Stated exercise:
Look through the records below, and copy out every line that holds the string "object".

Task material:
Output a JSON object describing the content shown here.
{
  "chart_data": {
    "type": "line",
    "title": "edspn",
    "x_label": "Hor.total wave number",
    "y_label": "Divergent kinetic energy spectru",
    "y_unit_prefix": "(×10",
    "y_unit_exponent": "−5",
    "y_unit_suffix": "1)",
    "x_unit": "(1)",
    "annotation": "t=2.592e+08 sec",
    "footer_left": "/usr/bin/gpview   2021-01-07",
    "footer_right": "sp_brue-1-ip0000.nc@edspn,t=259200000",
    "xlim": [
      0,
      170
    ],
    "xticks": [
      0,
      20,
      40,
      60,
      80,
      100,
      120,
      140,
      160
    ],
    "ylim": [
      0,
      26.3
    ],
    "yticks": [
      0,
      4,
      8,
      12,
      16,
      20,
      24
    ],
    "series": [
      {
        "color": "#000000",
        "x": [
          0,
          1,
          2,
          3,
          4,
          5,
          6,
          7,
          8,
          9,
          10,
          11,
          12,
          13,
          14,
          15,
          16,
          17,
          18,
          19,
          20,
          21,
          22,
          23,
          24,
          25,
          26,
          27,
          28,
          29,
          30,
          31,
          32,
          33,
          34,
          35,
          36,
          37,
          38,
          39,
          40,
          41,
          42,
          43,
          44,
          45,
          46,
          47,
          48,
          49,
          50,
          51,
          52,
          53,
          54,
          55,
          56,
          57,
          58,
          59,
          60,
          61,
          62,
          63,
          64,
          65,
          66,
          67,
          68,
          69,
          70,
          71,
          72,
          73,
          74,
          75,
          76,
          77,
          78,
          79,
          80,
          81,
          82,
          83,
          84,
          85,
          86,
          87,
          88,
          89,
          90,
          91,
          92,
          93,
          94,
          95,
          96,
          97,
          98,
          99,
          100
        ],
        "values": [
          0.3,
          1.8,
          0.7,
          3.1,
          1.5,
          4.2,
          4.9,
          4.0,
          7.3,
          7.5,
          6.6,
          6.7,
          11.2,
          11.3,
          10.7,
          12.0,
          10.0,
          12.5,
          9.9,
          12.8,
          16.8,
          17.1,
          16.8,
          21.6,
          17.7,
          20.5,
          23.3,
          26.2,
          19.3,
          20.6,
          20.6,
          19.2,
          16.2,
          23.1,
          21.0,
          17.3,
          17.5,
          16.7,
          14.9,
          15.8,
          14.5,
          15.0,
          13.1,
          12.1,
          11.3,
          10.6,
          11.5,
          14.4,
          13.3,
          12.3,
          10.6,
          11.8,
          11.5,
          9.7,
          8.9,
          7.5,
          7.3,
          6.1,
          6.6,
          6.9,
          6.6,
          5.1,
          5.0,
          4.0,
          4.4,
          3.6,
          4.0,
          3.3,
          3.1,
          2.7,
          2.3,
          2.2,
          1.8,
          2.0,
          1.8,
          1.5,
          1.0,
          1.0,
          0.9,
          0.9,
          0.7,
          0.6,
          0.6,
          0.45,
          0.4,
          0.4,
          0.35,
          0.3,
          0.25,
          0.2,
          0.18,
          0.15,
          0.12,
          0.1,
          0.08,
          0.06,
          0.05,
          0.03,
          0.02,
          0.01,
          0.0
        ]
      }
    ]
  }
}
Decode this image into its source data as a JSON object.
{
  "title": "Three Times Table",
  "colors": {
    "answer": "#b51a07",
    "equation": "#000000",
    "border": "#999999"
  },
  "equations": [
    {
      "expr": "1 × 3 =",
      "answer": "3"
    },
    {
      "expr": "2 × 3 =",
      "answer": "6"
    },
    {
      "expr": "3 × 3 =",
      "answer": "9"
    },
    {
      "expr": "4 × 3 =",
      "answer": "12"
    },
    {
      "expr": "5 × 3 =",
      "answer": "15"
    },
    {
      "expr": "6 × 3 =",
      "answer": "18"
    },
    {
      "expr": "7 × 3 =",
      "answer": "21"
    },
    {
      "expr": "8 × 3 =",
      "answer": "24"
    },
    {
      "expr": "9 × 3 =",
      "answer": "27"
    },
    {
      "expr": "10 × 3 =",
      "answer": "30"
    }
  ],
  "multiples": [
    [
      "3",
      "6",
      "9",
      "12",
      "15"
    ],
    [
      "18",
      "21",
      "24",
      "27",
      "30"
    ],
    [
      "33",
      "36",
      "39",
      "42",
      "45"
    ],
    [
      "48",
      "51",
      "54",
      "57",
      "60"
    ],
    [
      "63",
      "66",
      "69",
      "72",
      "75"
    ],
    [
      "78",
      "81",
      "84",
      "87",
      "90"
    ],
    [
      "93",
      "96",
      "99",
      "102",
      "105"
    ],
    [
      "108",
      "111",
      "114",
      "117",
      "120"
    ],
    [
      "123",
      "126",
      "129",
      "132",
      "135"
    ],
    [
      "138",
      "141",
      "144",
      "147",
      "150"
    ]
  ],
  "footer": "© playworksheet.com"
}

Output of the exercise:
Output a JSON object describing the content shown here.
Decode this image into its source data as a JSON object.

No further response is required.